*Directions for this task*:
Which lines include the word "года"? Copy each of them.

_ _ _

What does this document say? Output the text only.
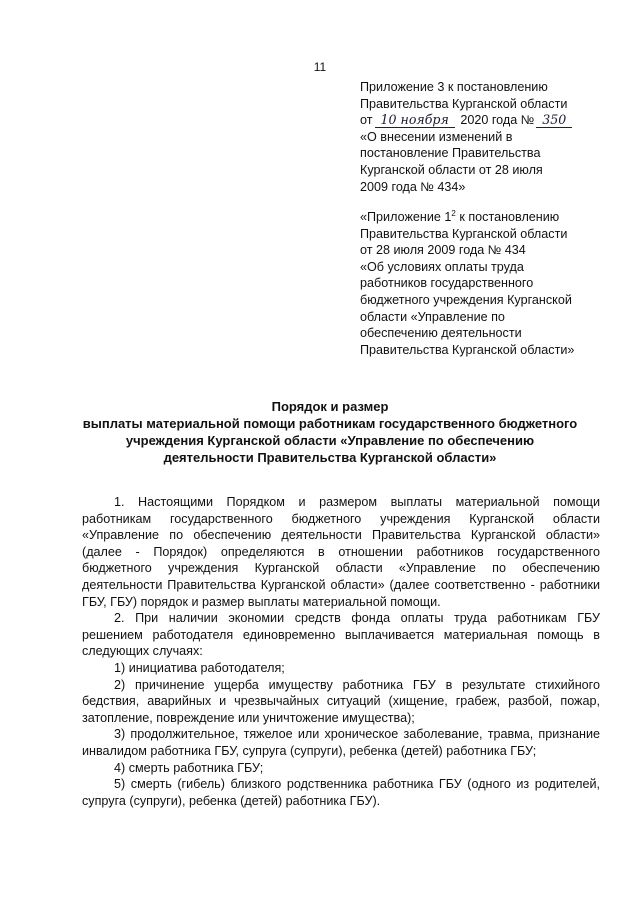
11

Приложение 3 к постановлению

Правительства Курганской области

от 10 ноября 2020 года № 350

«О внесении изменений в

постановление Правительства

Курганской области от 28 июля

2009 года № 434»

«Приложение $1^2$ к постановлению

Правительства Курганской области

от 28 июля 2009 года № 434

«Об условиях оплаты труда

работников государственного

бюджетного учреждения Курганской

области «Управление по

обеспечению деятельности

Правительства Курганской области»

Порядок и размер

выплаты материальной помощи работникам государственного бюджетного

учреждения Курганской области «Управление по обеспечению

деятельности Правительства Курганской области»

1. Настоящими Порядком и размером выплаты материальной помощи работникам государственного бюджетного учреждения Курганской области «Управление по обеспечению деятельности Правительства Курганской области» (далее - Порядок) определяются в отношении работников государственного бюджетного учреждения Курганской области «Управление по обеспечению деятельности Правительства Курганской области» (далее соответственно - работники ГБУ, ГБУ) порядок и размер выплаты материальной помощи.

2. При наличии экономии средств фонда оплаты труда работникам ГБУ решением работодателя единовременно выплачивается материальная помощь в следующих случаях:

1) инициатива работодателя;

2) причинение ущерба имуществу работника ГБУ в результате стихийного бедствия, аварийных и чрезвычайных ситуаций (хищение, грабеж, разбой, пожар, затопление, повреждение или уничтожение имущества);

3) продолжительное, тяжелое или хроническое заболевание, травма, признание инвалидом работника ГБУ, супруга (супруги), ребенка (детей) работника ГБУ;

4) смерть работника ГБУ;

5) смерть (гибель) близкого родственника работника ГБУ (одного из родителей, супруга (супруги), ребенка (детей) работника ГБУ).
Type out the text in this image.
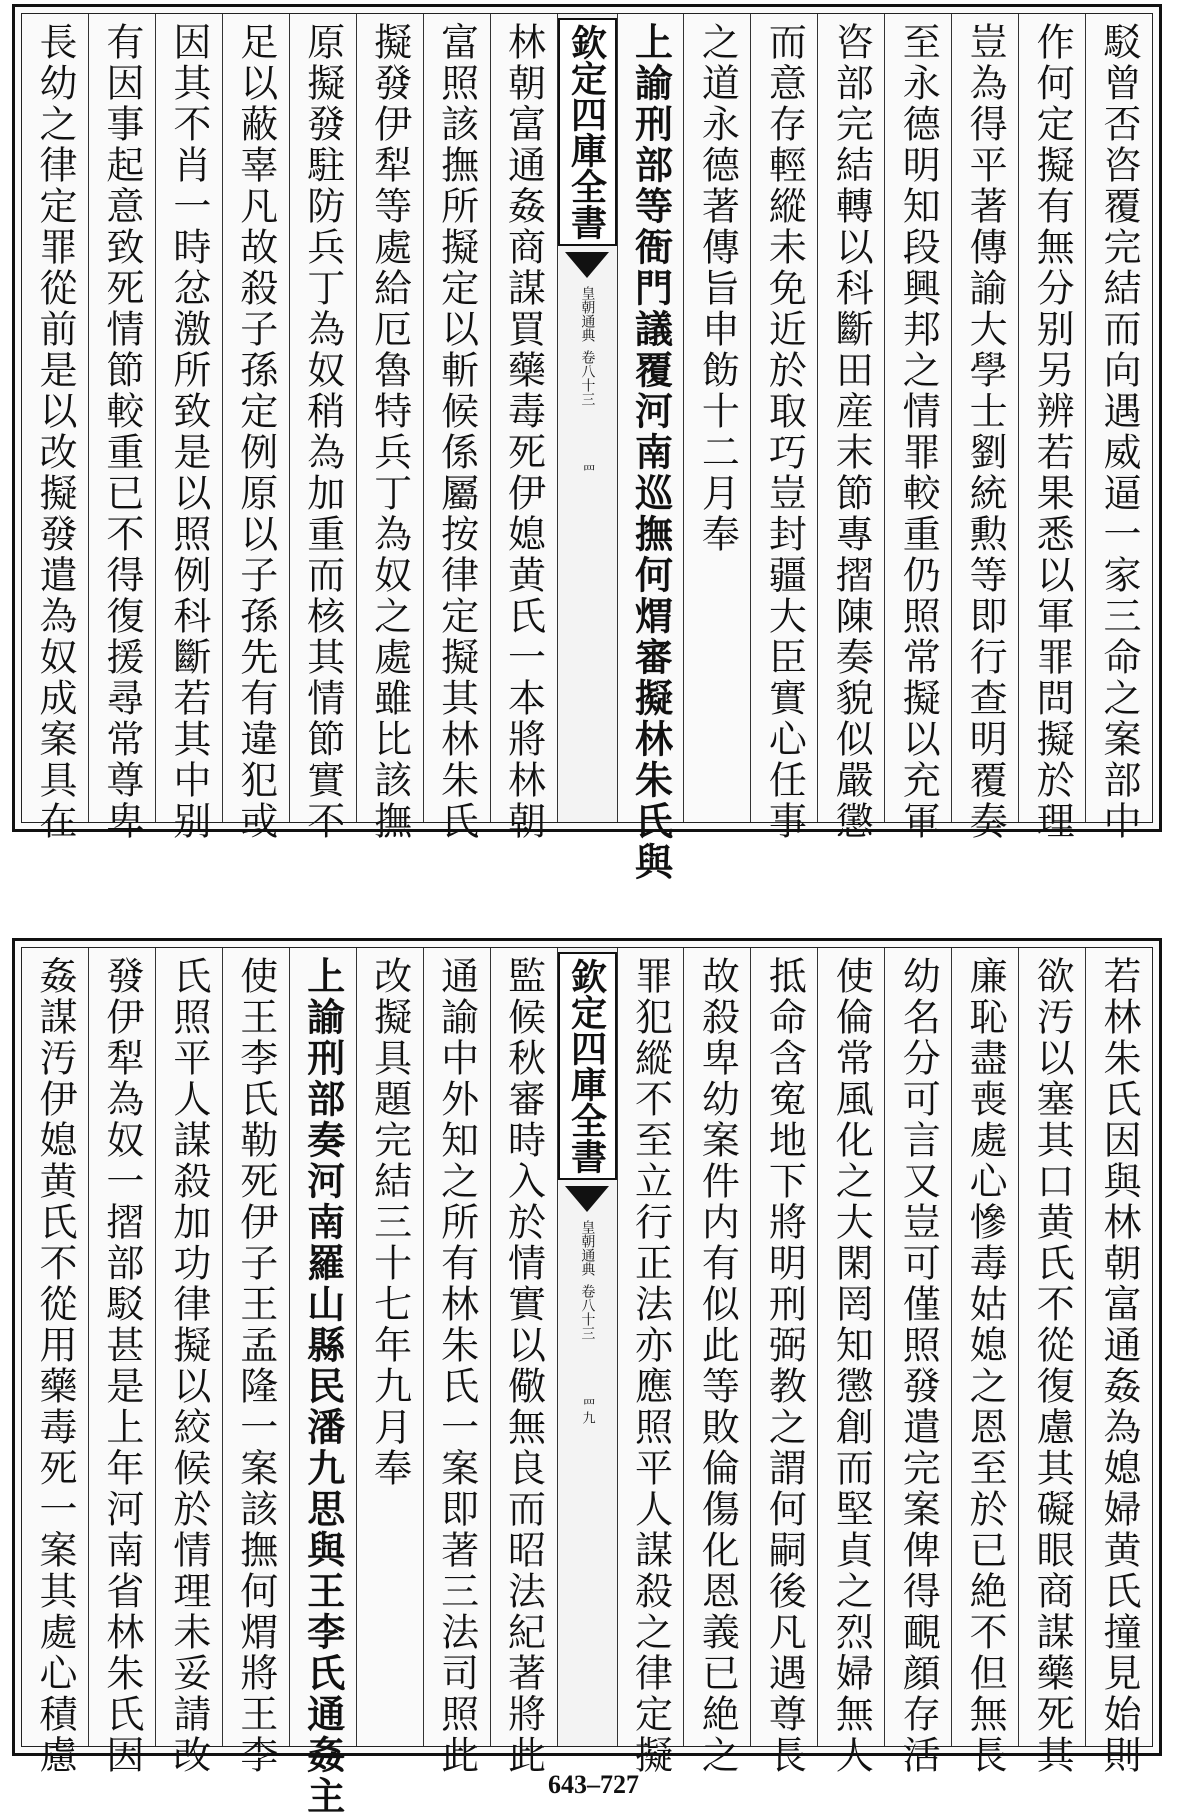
駁曾否咨覆完結而向遇威逼一家三命之案部中
作何定擬有無分别另辨若果悉以軍罪問擬於理
豈為得平著傳諭大學士劉統勲等即行查明覆奏
至永德明知段興邦之情罪較重仍照常擬以充軍
咨部完結轉以科斷田産末節專摺陳奏貌似嚴懲
而意存輕縱未免近於取巧豈封疆大臣實心任事
之道永德著傳旨申飭十二月奉
上諭刑部等衙門議覆河南巡撫何煟審擬林朱氏與
欽定四庫全書
皇朝通典
卷八十三
罒
林朝富通姦商謀買藥毒死伊媳黄氏一本將林朝
富照該撫所擬定以斬候係屬按律定擬其林朱氏
擬發伊犁等處給厄魯特兵丁為奴之處雖比該撫
原擬發駐防兵丁為奴稍為加重而核其情節實不
足以蔽辜凡故殺子孫定例原以子孫先有違犯或
因其不肖一時忿激所致是以照例科斷若其中别
有因事起意致死情節較重已不得復援尋常尊卑
長幼之律定罪從前是以改擬發遣為奴成案具在
若林朱氏因與林朝富通姦為媳婦黄氏撞見始則
欲汚以塞其口黄氏不從復慮其礙眼商謀藥死其
廉恥盡喪處心慘毒姑媳之恩至於已絶不但無長
幼名分可言又豈可僅照發遣完案俾得靦顔存活
使倫常風化之大閑罔知懲創而堅貞之烈婦無人
抵命含寃地下將明刑弼教之謂何嗣後凡遇尊長
故殺卑幼案件内有似此等敗倫傷化恩義已絶之
罪犯縱不至立行正法亦應照平人謀殺之律定擬
欽定四庫全書
皇朝通典
卷八十三
罒九
監候秋審時入於情實以儆無良而昭法紀著將此
通諭中外知之所有林朱氏一案即著三法司照此
改擬具題完結三十七年九月奉
上諭刑部奏河南羅山縣民潘九思與王李氏通姦主
使王李氏勒死伊子王孟隆一案該撫何煟將王李
氏照平人謀殺加功律擬以絞候於情理未妥請改
發伊犁為奴一摺部駁甚是上年河南省林朱氏因
姦謀汚伊媳黄氏不從用藥毒死一案其處心積慮
643–727
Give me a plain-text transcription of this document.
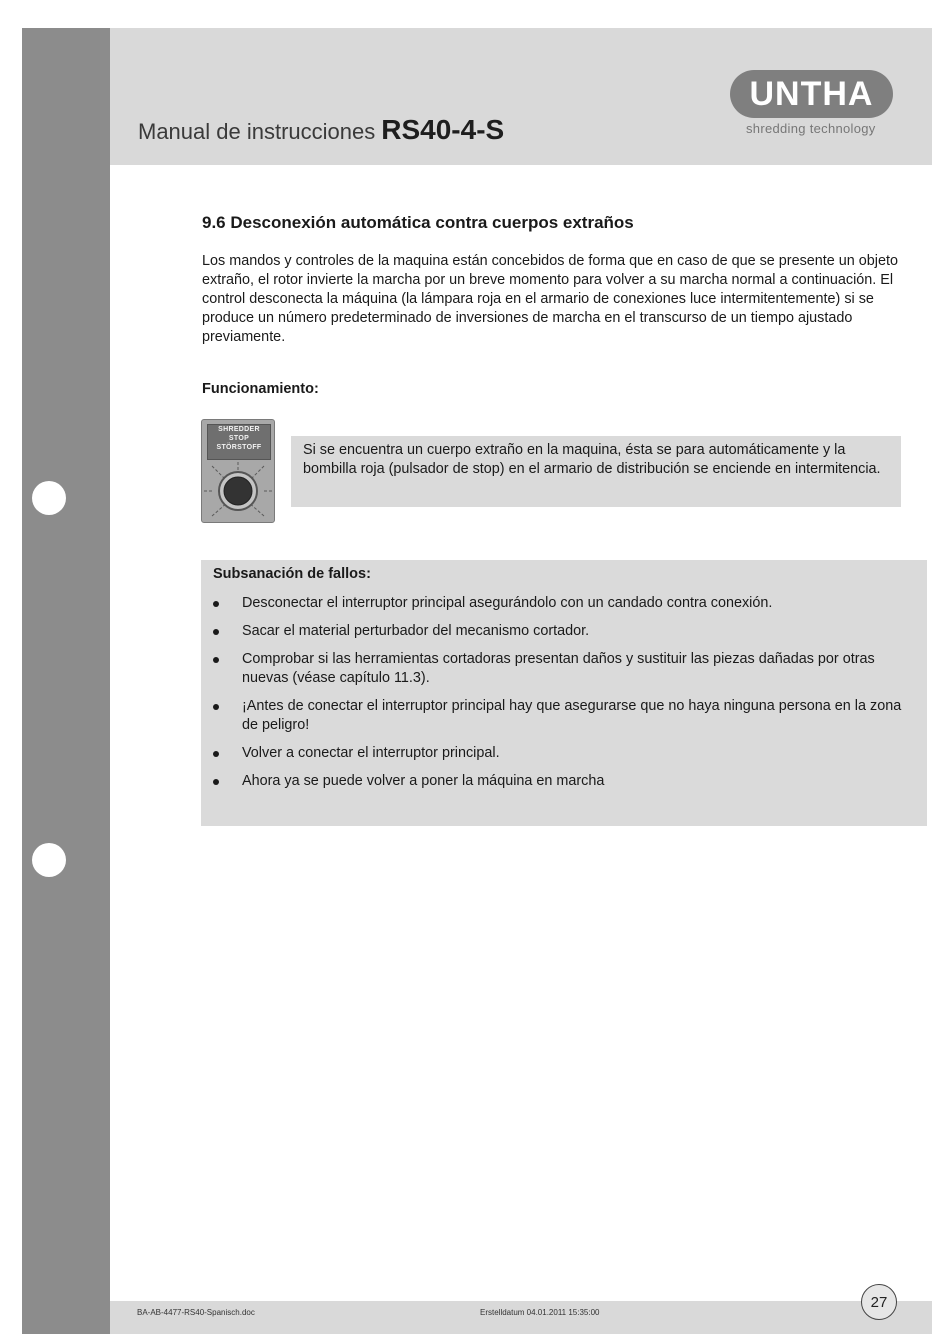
Manual de instrucciones RS40-4-S
UNTHA
shredding technology
9.6 Desconexión automática contra cuerpos extraños
Los mandos y controles de la maquina están concebidos de forma que en caso de que se presente un objeto extraño, el rotor invierte la marcha por un breve momento para volver a su marcha normal a continuación. El control desconecta la máquina (la lámpara roja en el armario de conexiones luce intermitentemente) si se produce un número predeterminado de inversiones de marcha en el transcurso de un tiempo ajustado previamente.
Funcionamiento:
SHREDDER
STOP
STÖRSTOFF	Si se encuentra un cuerpo extraño en la maquina, ésta se para automáticamente y la bombilla roja (pulsador de stop) en el armario de distribución se enciende en intermitencia.
Subsanación de fallos:
Desconectar el interruptor principal asegurándolo con un candado contra conexión.
Sacar el material perturbador del mecanismo cortador.
Comprobar si las herramientas cortadoras presentan daños y sustituir las piezas dañadas por otras nuevas (véase capítulo 11.3).
¡Antes de conectar el interruptor principal hay que asegurarse que no haya ninguna persona en la zona de peligro!
Volver a conectar el interruptor principal.
Ahora ya se puede volver a poner la máquina en marcha
BA-AB-4477-RS40-Spanisch.doc	Erstelldatum 04.01.2011 15:35:00
27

_ _ _

*Written response*:
от 10 ноября 2020 года № 350
2009 года № 434»
от 28 июля 2009 года № 434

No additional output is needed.